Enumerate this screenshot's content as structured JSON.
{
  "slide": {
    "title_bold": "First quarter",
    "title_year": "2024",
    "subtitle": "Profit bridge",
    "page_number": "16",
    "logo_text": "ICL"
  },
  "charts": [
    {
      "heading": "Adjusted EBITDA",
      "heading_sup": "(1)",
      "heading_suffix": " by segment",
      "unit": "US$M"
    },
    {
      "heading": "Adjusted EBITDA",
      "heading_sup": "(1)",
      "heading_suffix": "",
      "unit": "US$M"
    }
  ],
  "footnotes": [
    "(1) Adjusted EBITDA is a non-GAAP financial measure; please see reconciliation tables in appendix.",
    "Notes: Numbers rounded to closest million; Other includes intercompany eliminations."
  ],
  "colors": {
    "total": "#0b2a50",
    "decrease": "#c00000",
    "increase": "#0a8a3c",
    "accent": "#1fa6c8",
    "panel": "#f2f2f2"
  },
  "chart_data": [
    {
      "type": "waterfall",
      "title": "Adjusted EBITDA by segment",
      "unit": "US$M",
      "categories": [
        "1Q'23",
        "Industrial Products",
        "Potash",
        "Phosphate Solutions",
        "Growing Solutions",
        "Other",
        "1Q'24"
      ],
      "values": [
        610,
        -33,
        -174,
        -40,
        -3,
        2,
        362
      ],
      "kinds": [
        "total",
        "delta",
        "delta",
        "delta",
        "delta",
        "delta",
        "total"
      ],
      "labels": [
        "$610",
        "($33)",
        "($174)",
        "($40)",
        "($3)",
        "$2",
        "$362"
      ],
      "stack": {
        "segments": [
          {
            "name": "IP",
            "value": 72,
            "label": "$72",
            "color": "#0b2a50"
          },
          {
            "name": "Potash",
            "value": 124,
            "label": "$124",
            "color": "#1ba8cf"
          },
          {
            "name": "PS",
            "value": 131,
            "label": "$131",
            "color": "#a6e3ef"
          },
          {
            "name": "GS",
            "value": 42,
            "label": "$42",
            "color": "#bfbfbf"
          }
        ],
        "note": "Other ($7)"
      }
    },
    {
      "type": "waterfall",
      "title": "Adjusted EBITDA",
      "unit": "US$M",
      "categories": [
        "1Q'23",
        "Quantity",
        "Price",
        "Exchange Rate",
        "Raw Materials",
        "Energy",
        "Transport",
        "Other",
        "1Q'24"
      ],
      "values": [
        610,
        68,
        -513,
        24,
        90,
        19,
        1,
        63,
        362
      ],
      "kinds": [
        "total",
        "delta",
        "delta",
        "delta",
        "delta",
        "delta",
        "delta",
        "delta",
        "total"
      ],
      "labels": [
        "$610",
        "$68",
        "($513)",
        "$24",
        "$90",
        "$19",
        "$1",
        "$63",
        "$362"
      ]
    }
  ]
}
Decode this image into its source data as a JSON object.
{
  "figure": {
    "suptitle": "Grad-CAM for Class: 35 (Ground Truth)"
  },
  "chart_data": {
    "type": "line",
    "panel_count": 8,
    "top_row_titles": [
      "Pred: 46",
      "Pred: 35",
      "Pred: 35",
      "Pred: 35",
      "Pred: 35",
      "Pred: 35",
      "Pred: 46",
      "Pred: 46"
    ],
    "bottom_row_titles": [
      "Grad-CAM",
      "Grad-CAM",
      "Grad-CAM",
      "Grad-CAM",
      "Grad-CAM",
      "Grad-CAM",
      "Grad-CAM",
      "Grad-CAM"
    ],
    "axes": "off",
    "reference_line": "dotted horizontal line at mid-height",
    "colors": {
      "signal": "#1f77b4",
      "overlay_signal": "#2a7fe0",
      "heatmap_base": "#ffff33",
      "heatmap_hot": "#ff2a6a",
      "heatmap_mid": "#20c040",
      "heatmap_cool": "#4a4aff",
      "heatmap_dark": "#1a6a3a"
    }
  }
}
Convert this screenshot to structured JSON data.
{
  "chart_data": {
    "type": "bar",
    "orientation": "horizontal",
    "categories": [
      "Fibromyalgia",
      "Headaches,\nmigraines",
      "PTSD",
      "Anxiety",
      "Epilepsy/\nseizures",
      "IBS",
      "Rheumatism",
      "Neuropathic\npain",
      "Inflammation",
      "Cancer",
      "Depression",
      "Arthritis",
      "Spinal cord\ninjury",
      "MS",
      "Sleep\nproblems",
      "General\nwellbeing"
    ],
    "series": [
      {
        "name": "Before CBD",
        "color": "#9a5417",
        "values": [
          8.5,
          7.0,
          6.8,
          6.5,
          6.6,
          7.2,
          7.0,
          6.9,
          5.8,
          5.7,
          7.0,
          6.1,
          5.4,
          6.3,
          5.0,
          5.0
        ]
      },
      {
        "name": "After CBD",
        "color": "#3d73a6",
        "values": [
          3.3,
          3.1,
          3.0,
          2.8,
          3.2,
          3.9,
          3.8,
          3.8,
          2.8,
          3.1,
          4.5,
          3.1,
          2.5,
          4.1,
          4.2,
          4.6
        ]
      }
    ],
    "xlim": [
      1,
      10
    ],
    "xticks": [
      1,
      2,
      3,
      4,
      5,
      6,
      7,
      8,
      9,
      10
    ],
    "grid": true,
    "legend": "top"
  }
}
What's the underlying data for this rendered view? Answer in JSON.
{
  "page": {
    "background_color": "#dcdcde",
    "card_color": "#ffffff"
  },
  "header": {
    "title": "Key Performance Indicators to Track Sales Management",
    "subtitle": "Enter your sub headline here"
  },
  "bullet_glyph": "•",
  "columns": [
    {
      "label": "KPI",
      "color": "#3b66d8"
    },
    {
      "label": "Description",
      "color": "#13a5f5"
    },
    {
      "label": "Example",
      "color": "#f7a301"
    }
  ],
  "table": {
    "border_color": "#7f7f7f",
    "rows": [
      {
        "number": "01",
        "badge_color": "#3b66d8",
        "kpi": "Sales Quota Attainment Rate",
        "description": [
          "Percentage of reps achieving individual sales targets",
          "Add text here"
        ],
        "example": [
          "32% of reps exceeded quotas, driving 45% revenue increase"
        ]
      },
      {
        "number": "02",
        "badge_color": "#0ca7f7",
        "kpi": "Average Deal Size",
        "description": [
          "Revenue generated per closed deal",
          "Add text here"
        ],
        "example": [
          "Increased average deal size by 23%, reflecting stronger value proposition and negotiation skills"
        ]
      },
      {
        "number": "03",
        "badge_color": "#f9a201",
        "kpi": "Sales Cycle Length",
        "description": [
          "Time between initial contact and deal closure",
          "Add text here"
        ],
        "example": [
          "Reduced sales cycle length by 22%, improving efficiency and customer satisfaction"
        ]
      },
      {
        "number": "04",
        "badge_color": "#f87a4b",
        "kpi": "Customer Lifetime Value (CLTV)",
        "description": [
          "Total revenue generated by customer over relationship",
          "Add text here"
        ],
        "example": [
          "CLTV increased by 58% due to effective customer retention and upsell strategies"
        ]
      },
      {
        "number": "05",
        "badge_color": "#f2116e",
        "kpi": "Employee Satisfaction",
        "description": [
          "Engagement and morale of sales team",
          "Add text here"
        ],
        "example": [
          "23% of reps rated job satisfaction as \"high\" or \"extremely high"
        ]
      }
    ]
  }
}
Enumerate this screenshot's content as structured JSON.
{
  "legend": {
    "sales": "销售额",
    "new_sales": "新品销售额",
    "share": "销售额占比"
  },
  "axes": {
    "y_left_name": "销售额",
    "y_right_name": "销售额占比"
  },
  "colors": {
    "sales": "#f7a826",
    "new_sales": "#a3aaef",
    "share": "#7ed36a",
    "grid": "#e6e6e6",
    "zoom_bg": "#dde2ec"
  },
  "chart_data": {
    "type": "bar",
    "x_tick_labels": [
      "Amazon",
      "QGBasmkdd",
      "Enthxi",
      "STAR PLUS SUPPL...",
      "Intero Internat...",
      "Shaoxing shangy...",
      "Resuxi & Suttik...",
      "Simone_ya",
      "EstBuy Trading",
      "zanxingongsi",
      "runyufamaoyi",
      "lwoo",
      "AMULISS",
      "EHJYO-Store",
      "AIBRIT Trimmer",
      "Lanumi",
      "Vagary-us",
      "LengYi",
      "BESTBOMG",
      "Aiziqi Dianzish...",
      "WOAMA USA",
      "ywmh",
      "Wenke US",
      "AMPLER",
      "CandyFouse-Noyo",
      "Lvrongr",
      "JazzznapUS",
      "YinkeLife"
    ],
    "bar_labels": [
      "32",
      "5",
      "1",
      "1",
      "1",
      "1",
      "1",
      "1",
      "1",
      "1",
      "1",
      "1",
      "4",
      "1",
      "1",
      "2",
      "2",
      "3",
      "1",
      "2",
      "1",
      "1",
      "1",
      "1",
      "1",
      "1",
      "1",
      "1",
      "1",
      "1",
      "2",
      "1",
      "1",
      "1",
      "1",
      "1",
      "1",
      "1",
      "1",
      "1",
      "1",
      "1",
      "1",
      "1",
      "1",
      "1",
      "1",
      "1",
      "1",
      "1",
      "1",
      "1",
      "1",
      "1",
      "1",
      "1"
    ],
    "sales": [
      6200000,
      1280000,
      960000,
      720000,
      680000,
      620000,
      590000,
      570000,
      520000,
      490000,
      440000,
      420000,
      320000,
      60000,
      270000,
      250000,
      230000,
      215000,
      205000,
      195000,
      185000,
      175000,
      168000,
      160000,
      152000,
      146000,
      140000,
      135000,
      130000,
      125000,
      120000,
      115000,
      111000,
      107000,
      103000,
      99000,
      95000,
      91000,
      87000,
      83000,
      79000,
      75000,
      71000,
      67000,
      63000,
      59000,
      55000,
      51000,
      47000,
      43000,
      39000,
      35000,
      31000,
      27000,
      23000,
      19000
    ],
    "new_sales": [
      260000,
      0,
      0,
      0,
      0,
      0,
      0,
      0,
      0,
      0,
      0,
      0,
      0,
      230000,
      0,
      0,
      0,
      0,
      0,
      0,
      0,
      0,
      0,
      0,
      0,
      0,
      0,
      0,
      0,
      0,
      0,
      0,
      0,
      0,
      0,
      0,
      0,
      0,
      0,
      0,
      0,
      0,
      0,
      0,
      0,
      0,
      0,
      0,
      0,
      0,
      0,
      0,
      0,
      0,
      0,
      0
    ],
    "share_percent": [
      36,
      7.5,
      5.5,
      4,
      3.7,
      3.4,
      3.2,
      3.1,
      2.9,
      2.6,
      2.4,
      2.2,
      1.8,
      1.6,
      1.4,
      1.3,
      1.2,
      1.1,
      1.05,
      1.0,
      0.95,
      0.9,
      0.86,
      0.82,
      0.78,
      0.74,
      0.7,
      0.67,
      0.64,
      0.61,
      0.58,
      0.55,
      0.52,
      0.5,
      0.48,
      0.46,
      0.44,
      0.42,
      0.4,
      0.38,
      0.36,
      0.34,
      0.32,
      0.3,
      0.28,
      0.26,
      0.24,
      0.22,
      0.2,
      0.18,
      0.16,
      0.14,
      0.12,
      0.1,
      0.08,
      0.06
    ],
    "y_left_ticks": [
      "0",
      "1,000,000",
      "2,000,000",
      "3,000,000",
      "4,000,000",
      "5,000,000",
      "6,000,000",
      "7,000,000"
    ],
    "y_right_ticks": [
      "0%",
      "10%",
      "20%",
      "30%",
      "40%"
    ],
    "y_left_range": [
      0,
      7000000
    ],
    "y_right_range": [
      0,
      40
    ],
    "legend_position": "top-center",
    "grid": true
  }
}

## OBJECTIVE
Pick out the lines containing the string "generated".

## COMPLETE OUTPUT
          "Revenue generated per closed deal",
          "Total revenue generated by customer over relationship",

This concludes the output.